----- AVAILABLE DATA -----

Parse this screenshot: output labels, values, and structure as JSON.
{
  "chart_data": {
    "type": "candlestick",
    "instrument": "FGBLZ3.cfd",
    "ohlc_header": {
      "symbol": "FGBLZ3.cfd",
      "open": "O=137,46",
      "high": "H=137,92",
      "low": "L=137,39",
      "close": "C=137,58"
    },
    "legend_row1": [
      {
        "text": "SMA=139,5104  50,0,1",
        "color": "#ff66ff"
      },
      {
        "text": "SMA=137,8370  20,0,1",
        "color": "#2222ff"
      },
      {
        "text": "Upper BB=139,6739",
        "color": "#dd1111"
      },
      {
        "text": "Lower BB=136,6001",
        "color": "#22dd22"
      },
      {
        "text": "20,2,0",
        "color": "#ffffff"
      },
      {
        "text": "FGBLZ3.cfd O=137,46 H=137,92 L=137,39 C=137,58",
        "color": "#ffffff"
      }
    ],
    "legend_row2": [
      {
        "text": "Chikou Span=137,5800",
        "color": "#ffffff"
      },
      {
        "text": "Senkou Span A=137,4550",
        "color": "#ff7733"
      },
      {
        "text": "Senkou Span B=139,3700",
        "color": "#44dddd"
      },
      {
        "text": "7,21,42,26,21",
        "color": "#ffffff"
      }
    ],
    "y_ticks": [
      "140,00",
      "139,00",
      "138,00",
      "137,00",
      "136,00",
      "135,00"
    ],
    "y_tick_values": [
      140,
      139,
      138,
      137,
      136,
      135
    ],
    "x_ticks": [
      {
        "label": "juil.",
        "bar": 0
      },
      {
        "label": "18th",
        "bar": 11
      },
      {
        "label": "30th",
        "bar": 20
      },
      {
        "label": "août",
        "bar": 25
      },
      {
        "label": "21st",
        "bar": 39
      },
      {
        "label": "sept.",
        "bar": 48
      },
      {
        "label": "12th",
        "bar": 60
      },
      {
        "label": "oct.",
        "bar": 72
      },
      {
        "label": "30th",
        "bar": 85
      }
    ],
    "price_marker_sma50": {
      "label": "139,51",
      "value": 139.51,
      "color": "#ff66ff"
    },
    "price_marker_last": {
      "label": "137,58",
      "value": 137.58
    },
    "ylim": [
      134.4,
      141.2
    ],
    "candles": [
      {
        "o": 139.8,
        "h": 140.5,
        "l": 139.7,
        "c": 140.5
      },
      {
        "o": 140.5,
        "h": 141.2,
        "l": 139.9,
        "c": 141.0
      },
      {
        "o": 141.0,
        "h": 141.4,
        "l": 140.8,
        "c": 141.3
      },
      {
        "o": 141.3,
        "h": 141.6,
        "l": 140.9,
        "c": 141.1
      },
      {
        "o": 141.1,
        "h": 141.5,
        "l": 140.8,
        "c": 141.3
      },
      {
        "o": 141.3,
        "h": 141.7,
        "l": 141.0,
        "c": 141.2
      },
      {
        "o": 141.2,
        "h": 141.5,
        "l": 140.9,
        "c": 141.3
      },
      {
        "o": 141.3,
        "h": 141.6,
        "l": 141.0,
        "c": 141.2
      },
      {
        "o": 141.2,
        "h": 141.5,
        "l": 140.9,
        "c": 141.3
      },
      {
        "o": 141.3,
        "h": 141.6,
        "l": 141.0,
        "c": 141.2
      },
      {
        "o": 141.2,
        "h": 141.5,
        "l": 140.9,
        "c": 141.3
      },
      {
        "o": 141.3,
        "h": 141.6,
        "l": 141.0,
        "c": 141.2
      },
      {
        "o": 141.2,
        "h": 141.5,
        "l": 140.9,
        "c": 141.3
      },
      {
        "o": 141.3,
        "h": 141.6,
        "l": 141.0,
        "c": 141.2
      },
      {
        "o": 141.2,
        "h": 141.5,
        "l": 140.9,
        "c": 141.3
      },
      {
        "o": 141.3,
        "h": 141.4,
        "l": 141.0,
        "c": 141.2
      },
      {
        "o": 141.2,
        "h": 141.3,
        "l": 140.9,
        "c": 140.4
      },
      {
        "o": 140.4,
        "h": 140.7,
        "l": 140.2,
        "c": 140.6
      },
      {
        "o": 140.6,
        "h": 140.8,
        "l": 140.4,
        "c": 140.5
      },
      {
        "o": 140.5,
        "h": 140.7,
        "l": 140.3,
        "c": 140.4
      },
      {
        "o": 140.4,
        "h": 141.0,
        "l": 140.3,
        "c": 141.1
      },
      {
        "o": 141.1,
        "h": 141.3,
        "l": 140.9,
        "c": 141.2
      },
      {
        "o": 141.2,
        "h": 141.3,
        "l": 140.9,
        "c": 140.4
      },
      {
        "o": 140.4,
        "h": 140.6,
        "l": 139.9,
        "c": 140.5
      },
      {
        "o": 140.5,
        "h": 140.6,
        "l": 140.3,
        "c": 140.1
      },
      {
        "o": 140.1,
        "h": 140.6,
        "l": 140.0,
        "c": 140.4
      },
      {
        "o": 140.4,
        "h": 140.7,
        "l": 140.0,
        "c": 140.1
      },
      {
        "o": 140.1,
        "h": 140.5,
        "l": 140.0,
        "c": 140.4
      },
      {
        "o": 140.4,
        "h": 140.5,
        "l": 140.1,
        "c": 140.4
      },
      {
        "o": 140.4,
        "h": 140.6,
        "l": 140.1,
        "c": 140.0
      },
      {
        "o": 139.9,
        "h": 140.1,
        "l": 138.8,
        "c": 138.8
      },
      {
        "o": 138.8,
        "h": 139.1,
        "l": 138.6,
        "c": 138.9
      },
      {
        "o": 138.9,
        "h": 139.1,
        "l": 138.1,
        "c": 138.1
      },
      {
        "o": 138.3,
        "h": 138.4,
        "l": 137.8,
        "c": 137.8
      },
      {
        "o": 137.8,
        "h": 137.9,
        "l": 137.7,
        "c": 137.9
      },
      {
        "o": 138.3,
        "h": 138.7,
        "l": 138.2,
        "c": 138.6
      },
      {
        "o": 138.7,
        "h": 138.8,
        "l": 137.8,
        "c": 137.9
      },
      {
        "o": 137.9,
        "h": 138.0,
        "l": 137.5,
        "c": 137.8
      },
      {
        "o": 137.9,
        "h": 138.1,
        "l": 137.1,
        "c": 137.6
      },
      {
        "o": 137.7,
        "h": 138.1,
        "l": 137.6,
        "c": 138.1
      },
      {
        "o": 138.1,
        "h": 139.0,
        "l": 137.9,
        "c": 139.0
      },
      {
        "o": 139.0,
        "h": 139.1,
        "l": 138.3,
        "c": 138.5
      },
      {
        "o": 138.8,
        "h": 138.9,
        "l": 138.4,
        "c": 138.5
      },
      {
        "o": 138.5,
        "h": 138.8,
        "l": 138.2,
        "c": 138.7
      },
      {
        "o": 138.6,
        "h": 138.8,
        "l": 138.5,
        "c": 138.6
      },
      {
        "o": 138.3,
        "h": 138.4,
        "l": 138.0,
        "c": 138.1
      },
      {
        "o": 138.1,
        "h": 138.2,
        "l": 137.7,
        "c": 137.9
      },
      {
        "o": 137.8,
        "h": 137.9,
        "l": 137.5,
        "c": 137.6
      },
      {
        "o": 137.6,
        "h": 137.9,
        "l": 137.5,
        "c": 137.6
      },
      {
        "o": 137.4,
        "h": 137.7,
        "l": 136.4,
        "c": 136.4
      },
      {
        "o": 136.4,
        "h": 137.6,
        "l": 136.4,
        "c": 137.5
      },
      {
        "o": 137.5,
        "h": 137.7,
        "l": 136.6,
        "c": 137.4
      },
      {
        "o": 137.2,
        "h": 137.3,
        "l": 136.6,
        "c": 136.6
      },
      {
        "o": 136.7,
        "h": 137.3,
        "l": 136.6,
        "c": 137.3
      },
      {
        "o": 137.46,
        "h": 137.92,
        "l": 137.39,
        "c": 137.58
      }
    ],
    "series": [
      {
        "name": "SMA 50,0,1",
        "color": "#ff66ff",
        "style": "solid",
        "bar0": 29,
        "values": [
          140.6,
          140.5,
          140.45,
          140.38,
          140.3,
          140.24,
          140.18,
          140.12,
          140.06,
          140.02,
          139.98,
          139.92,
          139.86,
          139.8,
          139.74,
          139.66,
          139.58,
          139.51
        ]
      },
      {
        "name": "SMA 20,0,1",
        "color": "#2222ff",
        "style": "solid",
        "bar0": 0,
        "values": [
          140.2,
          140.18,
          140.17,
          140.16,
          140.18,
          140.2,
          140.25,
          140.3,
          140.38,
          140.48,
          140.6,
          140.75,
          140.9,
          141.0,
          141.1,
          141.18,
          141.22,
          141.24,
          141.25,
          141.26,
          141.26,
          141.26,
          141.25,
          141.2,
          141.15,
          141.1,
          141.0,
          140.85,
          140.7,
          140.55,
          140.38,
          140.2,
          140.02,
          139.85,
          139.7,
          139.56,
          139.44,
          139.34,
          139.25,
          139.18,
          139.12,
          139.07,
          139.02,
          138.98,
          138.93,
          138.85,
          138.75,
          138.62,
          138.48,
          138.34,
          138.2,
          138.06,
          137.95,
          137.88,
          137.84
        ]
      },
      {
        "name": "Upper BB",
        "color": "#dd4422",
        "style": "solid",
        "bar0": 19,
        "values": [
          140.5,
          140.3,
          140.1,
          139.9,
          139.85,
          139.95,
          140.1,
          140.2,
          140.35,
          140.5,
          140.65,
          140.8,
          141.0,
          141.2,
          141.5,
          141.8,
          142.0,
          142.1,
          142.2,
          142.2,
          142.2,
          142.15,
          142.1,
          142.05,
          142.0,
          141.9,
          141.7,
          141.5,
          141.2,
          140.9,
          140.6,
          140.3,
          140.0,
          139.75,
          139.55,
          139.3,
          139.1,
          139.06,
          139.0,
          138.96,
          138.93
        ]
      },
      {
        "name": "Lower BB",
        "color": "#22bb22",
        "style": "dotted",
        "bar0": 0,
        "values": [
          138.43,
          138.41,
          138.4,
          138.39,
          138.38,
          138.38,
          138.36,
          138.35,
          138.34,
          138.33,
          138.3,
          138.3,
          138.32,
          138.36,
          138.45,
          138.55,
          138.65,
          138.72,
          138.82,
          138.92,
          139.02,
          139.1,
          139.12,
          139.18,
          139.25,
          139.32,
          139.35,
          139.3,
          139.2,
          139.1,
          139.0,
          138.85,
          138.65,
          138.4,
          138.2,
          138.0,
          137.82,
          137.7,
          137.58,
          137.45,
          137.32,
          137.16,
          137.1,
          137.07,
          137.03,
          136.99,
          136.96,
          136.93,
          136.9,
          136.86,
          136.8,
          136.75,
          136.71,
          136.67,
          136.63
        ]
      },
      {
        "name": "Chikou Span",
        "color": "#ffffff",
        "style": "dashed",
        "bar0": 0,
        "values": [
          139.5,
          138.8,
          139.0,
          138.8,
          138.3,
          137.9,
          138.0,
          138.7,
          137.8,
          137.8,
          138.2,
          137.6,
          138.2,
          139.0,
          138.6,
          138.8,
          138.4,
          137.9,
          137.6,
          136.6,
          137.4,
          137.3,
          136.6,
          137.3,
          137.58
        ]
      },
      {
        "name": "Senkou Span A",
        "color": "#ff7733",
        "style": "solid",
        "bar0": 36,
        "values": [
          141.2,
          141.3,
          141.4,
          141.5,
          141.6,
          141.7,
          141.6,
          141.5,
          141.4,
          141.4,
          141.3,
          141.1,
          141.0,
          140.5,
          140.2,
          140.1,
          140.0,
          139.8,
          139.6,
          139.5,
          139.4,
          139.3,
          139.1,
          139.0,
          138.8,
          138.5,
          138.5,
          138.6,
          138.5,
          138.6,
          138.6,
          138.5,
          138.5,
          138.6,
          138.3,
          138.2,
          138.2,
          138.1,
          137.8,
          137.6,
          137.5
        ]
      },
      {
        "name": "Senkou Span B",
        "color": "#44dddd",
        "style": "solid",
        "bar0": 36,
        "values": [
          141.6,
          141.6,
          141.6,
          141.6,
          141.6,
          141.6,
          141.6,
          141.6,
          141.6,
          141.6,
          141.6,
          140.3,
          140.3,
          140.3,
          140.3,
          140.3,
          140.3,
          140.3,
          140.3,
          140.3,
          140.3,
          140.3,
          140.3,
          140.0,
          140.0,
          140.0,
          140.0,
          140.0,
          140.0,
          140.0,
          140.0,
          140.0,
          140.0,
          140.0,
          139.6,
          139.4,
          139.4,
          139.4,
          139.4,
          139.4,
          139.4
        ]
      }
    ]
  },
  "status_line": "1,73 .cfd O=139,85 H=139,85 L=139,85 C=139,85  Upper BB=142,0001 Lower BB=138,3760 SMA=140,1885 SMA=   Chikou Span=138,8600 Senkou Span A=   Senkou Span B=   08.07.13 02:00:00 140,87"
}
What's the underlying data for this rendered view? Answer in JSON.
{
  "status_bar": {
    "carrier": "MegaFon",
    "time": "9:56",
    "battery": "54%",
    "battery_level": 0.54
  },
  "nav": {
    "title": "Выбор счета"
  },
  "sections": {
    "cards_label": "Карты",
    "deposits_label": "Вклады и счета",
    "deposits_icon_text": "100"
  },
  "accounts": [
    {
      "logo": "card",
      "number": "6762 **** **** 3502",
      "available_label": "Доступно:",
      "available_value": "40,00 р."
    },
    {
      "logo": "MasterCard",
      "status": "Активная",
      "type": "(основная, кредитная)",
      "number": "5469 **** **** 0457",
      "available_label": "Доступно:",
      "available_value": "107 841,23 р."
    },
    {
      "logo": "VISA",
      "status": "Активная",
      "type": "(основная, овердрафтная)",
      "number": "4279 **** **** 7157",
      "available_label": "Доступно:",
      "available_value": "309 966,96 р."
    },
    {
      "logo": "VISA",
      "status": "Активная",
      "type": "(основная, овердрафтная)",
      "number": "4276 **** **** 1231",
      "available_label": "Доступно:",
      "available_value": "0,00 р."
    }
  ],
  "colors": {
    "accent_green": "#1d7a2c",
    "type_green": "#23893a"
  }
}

-----

EXERCISE INSTRUCTIONS:
Every line of the listing that holds "Upper" is to be counted; give only the resulting number.

SOLUTION TO THIS TASK:
3